- [PROMPT] All of the data should be output character for character, except the pictures.

--------------------------------------------------

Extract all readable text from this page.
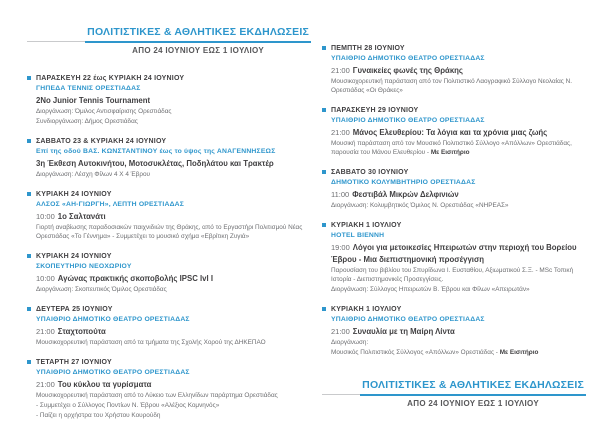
ΠΟΛΙΤΙΣΤΙΚΕΣ & ΑΘΛΗΤΙΚΕΣ ΕΚΔΗΛΩΣΕΙΣ
ΑΠΟ 24 ΙΟΥΝΙΟΥ ΕΩΣ 1 ΙΟΥΛΙΟΥ
ΠΑΡΑΣΚΕΥΗ 22 έως ΚΥΡΙΑΚΗ 24 ΙΟΥΝΙΟΥ
ΓΗΠΕΔΑ ΤΕΝΝΙΣ ΟΡΕΣΤΙΑΔΑΣ
2Νο Junior Tennis Tournament

Διοργάνωση: Όμιλος Αντισφαίρισης Ορεστιάδας

Συνδιοργάνωση: Δήμος Ορεστιάδας

ΣΑΒΒΑΤΟ 23 & ΚΥΡΙΑΚΗ 24 ΙΟΥΝΙΟΥ
Επί της οδού ΒΑΣ. ΚΩΝΣΤΑΝΤΙΝΟΥ έως το ύψος της ΑΝΑΓΕΝΝΗΣΕΩΣ
3η Έκθεση Αυτοκινήτου, Μοτοσυκλέτας, Ποδηλάτου και Τρακτέρ

Διοργάνωση: Λέσχη Φίλων 4 Χ 4 Έβρου

ΚΥΡΙΑΚΗ 24 ΙΟΥΝΙΟΥ
ΑΛΣΟΣ «ΑΗ-ΓΙΩΡΓΗ», ΛΕΠΤΗ ΟΡΕΣΤΙΑΔΑΣ
10:00 1ο Σαλτανάτι

Γιορτή αναβίωσης παραδοσιακών παιχνιδιών της Θράκης, από το Εργαστήρι Πολιτισμού Νέας Ορεστιάδας «Το Γέννημα» - Συμμετέχει το μουσικό σχήμα «Εβρίτικη Ζυγιά»

ΚΥΡΙΑΚΗ 24 ΙΟΥΝΙΟΥ
ΣΚΟΠΕΥΤΗΡΙΟ ΝΕΟΧΩΡΙΟΥ
10:00 Αγώνας πρακτικής σκοποβολής IPSC lvl I

Διοργάνωση: Σκοπευτικός Όμιλος Ορεστιάδας

ΔΕΥΤΕΡΑ 25 ΙΟΥΝΙΟΥ
ΥΠΑΙΘΡΙΟ ΔΗΜΟΤΙΚΟ ΘΕΑΤΡΟ ΟΡΕΣΤΙΑΔΑΣ
21:00 Σταχτοπούτα

Μουσικοχορευτική παράσταση από τα τμήματα της Σχολής Χορού της ΔΗΚΕΠΑΟ

ΤΕΤΑΡΤΗ 27 ΙΟΥΝΙΟΥ
ΥΠΑΙΘΡΙΟ ΔΗΜΟΤΙΚΟ ΘΕΑΤΡΟ ΟΡΕΣΤΙΑΔΑΣ
21:00 Του κύκλου τα γυρίσματα

Μουσικοχορευτική παράσταση από το Λύκειο των Ελληνίδων παράρτημα Ορεστιάδας

- Συμμετέχει ο Σύλλογος Ποντίων Ν. Έβρου «Αλέξιος Κομνηνός»

- Παίζει η ορχήστρα του Χρήστου Κουρούδη

ΠΕΜΠΤΗ 28 ΙΟΥΝΙΟΥ
ΥΠΑΙΘΡΙΟ ΔΗΜΟΤΙΚΟ ΘΕΑΤΡΟ ΟΡΕΣΤΙΑΔΑΣ
21:00 Γυναικείες φωνές της Θράκης

Μουσικοχορευτική παράσταση από τον Πολιτιστικό Λαογραφικό Σύλλογο Νεολαίας Ν. Ορεστιάδας «Οι Θράκες»

ΠΑΡΑΣΚΕΥΗ 29 ΙΟΥΝΙΟΥ
ΥΠΑΙΘΡΙΟ ΔΗΜΟΤΙΚΟ ΘΕΑΤΡΟ ΟΡΕΣΤΙΑΔΑΣ
21:00 Μάνος Ελευθερίου: Τα λόγια και τα χρόνια μιας ζωής

Μουσική παράσταση από τον Μουσικό Πολιτιστικό Σύλλογο «Απόλλων» Ορεστιάδας, παρουσία του Μάνου Ελευθερίου - Με Εισιτήριο

ΣΑΒΒΑΤΟ 30 ΙΟΥΝΙΟΥ
ΔΗΜΟΤΙΚΟ ΚΟΛΥΜΒΗΤΗΡΙΟ ΟΡΕΣΤΙΑΔΑΣ
11:00 Φεστιβάλ Μικρών Δελφινιών

Διοργάνωση: Κολυμβητικός Όμιλος Ν. Ορεστιάδας «ΝΗΡΕΑΣ»

ΚΥΡΙΑΚΗ 1 ΙΟΥΛΙΟΥ
HOTEL ΒΙΕΝΝΗ
19:00 Λόγοι για μετοικεσίες Ηπειρωτών στην περιοχή του Βορείου Έβρου - Μια διεπιστημονική προσέγγιση

Παρουσίαση του βιβλίου του Σπυρίδωνα Ι. Ευσταθίου, Αξιωματικού Σ.Ξ. - MSc Τοπική Ιστορία - Διεπιστημονικές Προσεγγίσεις.

Διοργάνωση: Σύλλογος Ηπειρωτών Β. Έβρου και Φίλων «Απειρωτάν»

ΚΥΡΙΑΚΗ 1 ΙΟΥΛΙΟΥ
ΥΠΑΙΘΡΙΟ ΔΗΜΟΤΙΚΟ ΘΕΑΤΡΟ ΟΡΕΣΤΙΑΔΑΣ
21:00 Συναυλία με τη Μαίρη Λίντα

Διοργάνωση:

Μουσικός Πολιτιστικός Σύλλογος «Απόλλων» Ορεστιάδας - Με Εισιτήριο

ΠΟΛΙΤΙΣΤΙΚΕΣ & ΑΘΛΗΤΙΚΕΣ ΕΚΔΗΛΩΣΕΙΣ
ΑΠΟ 24 ΙΟΥΝΙΟΥ ΕΩΣ 1 ΙΟΥΛΙΟΥ
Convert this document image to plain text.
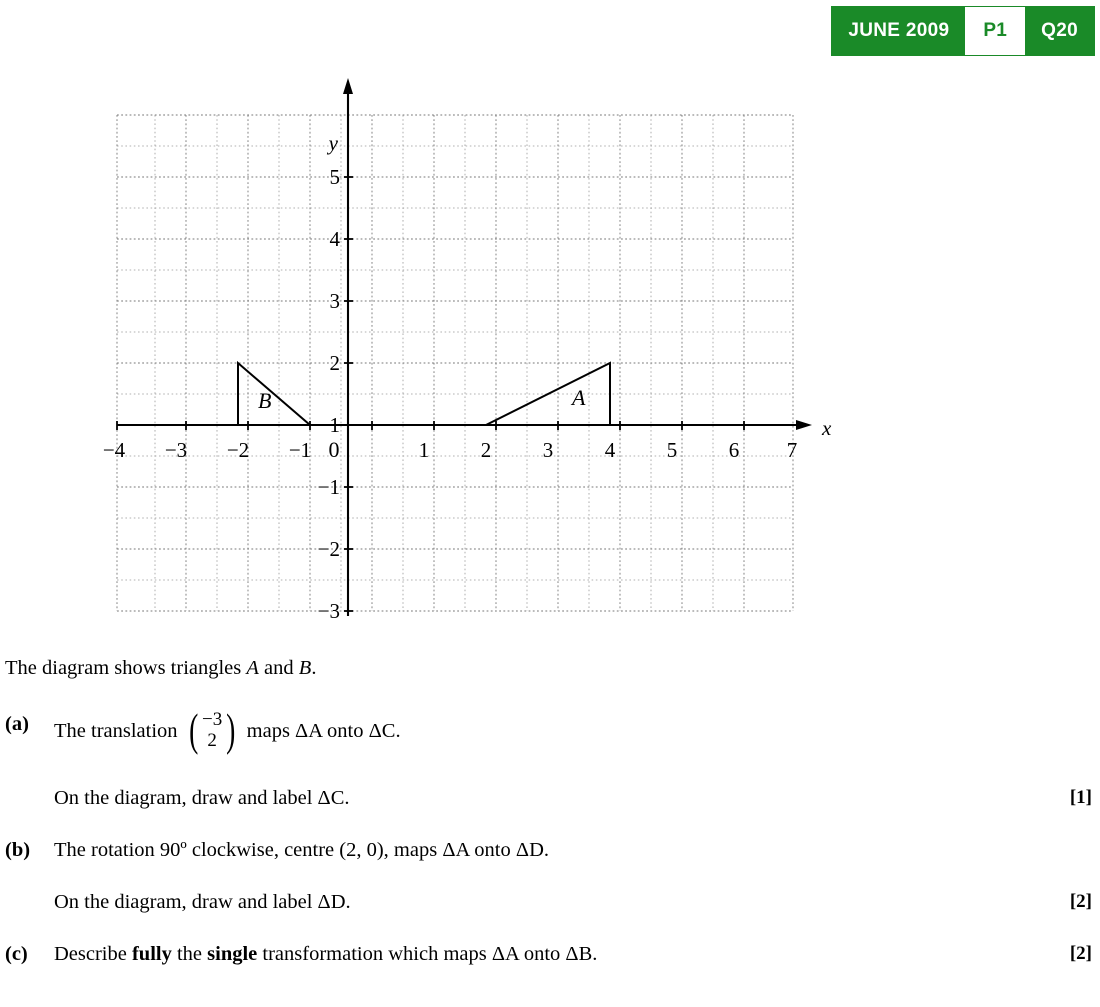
JUNE 2009	P1	Q20
x
y
−4 −3 −2 −1	1 2 3 4 5 6 7
0
5
4
3
2
1
−1
−2
−3
A
B

The diagram shows triangles A and B.

(a)	The translation ( −3
2 ) maps ΔA onto ΔC.
On the diagram, draw and label ΔC.	[1]
(b)	The rotation 90º clockwise, centre (2, 0), maps ΔA onto ΔD.
On the diagram, draw and label ΔD.	[2]
(c)	Describe fully the single transformation which maps ΔA onto ΔB.	[2]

--------------------------------------------------

- [SOLUTION TO THE PROBLEM]
Extract all readable text from this page.
ΠΟΛΙΤΙΣΤΙΚΕΣ & ΑΘΛΗΤΙΚΕΣ ΕΚΔΗΛΩΣΕΙΣ
ΑΠΟ 24 ΙΟΥΝΙΟΥ ΕΩΣ 1 ΙΟΥΛΙΟΥ
ΠΑΡΑΣΚΕΥΗ 22 έως ΚΥΡΙΑΚΗ 24 ΙΟΥΝΙΟΥ
ΓΗΠΕΔΑ ΤΕΝΝΙΣ ΟΡΕΣΤΙΑΔΑΣ
2Νο Junior Tennis Tournament

Διοργάνωση: Όμιλος Αντισφαίρισης Ορεστιάδας

Συνδιοργάνωση: Δήμος Ορεστιάδας

ΣΑΒΒΑΤΟ 23 & ΚΥΡΙΑΚΗ 24 ΙΟΥΝΙΟΥ
Επί της οδού ΒΑΣ. ΚΩΝΣΤΑΝΤΙΝΟΥ έως το ύψος της ΑΝΑΓΕΝΝΗΣΕΩΣ
3η Έκθεση Αυτοκινήτου, Μοτοσυκλέτας, Ποδηλάτου και Τρακτέρ

Διοργάνωση: Λέσχη Φίλων 4 Χ 4 Έβρου

ΚΥΡΙΑΚΗ 24 ΙΟΥΝΙΟΥ
ΑΛΣΟΣ «ΑΗ-ΓΙΩΡΓΗ», ΛΕΠΤΗ ΟΡΕΣΤΙΑΔΑΣ
10:00 1ο Σαλτανάτι

Γιορτή αναβίωσης παραδοσιακών παιχνιδιών της Θράκης, από το Εργαστήρι Πολιτισμού Νέας Ορεστιάδας «Το Γέννημα» - Συμμετέχει το μουσικό σχήμα «Εβρίτικη Ζυγιά»

ΚΥΡΙΑΚΗ 24 ΙΟΥΝΙΟΥ
ΣΚΟΠΕΥΤΗΡΙΟ ΝΕΟΧΩΡΙΟΥ
10:00 Αγώνας πρακτικής σκοποβολής IPSC lvl I

Διοργάνωση: Σκοπευτικός Όμιλος Ορεστιάδας

ΔΕΥΤΕΡΑ 25 ΙΟΥΝΙΟΥ
ΥΠΑΙΘΡΙΟ ΔΗΜΟΤΙΚΟ ΘΕΑΤΡΟ ΟΡΕΣΤΙΑΔΑΣ
21:00 Σταχτοπούτα

Μουσικοχορευτική παράσταση από τα τμήματα της Σχολής Χορού της ΔΗΚΕΠΑΟ

ΤΕΤΑΡΤΗ 27 ΙΟΥΝΙΟΥ
ΥΠΑΙΘΡΙΟ ΔΗΜΟΤΙΚΟ ΘΕΑΤΡΟ ΟΡΕΣΤΙΑΔΑΣ
21:00 Του κύκλου τα γυρίσματα

Μουσικοχορευτική παράσταση από το Λύκειο των Ελληνίδων παράρτημα Ορεστιάδας

- Συμμετέχει ο Σύλλογος Ποντίων Ν. Έβρου «Αλέξιος Κομνηνός»

- Παίζει η ορχήστρα του Χρήστου Κουρούδη

ΠΕΜΠΤΗ 28 ΙΟΥΝΙΟΥ
ΥΠΑΙΘΡΙΟ ΔΗΜΟΤΙΚΟ ΘΕΑΤΡΟ ΟΡΕΣΤΙΑΔΑΣ
21:00 Γυναικείες φωνές της Θράκης

Μουσικοχορευτική παράσταση από τον Πολιτιστικό Λαογραφικό Σύλλογο Νεολαίας Ν. Ορεστιάδας «Οι Θράκες»

ΠΑΡΑΣΚΕΥΗ 29 ΙΟΥΝΙΟΥ
ΥΠΑΙΘΡΙΟ ΔΗΜΟΤΙΚΟ ΘΕΑΤΡΟ ΟΡΕΣΤΙΑΔΑΣ
21:00 Μάνος Ελευθερίου: Τα λόγια και τα χρόνια μιας ζωής

Μουσική παράσταση από τον Μουσικό Πολιτιστικό Σύλλογο «Απόλλων» Ορεστιάδας, παρουσία του Μάνου Ελευθερίου - Με Εισιτήριο

ΣΑΒΒΑΤΟ 30 ΙΟΥΝΙΟΥ
ΔΗΜΟΤΙΚΟ ΚΟΛΥΜΒΗΤΗΡΙΟ ΟΡΕΣΤΙΑΔΑΣ
11:00 Φεστιβάλ Μικρών Δελφινιών

Διοργάνωση: Κολυμβητικός Όμιλος Ν. Ορεστιάδας «ΝΗΡΕΑΣ»

ΚΥΡΙΑΚΗ 1 ΙΟΥΛΙΟΥ
HOTEL ΒΙΕΝΝΗ
19:00 Λόγοι για μετοικεσίες Ηπειρωτών στην περιοχή του Βορείου Έβρου - Μια διεπιστημονική προσέγγιση

Παρουσίαση του βιβλίου του Σπυρίδωνα Ι. Ευσταθίου, Αξιωματικού Σ.Ξ. - MSc Τοπική Ιστορία - Διεπιστημονικές Προσεγγίσεις.

Διοργάνωση: Σύλλογος Ηπειρωτών Β. Έβρου και Φίλων «Απειρωτάν»

ΚΥΡΙΑΚΗ 1 ΙΟΥΛΙΟΥ
ΥΠΑΙΘΡΙΟ ΔΗΜΟΤΙΚΟ ΘΕΑΤΡΟ ΟΡΕΣΤΙΑΔΑΣ
21:00 Συναυλία με τη Μαίρη Λίντα

Διοργάνωση:

Μουσικός Πολιτιστικός Σύλλογος «Απόλλων» Ορεστιάδας - Με Εισιτήριο

ΠΟΛΙΤΙΣΤΙΚΕΣ & ΑΘΛΗΤΙΚΕΣ ΕΚΔΗΛΩΣΕΙΣ
ΑΠΟ 24 ΙΟΥΝΙΟΥ ΕΩΣ 1 ΙΟΥΛΙΟΥ
Convert this document image to plain text.
JUNE 2009	P1	Q20
x
y
−4 −3 −2 −1	1 2 3 4 5 6 7
0
5
4
3
2
1
−1
−2
−3
A
B

The diagram shows triangles A and B.

(a)	The translation ( −3
2 ) maps ΔA onto ΔC.
On the diagram, draw and label ΔC.	[1]
(b)	The rotation 90º clockwise, centre (2, 0), maps ΔA onto ΔD.
On the diagram, draw and label ΔD.	[2]
(c)	Describe fully the single transformation which maps ΔA onto ΔB.	[2]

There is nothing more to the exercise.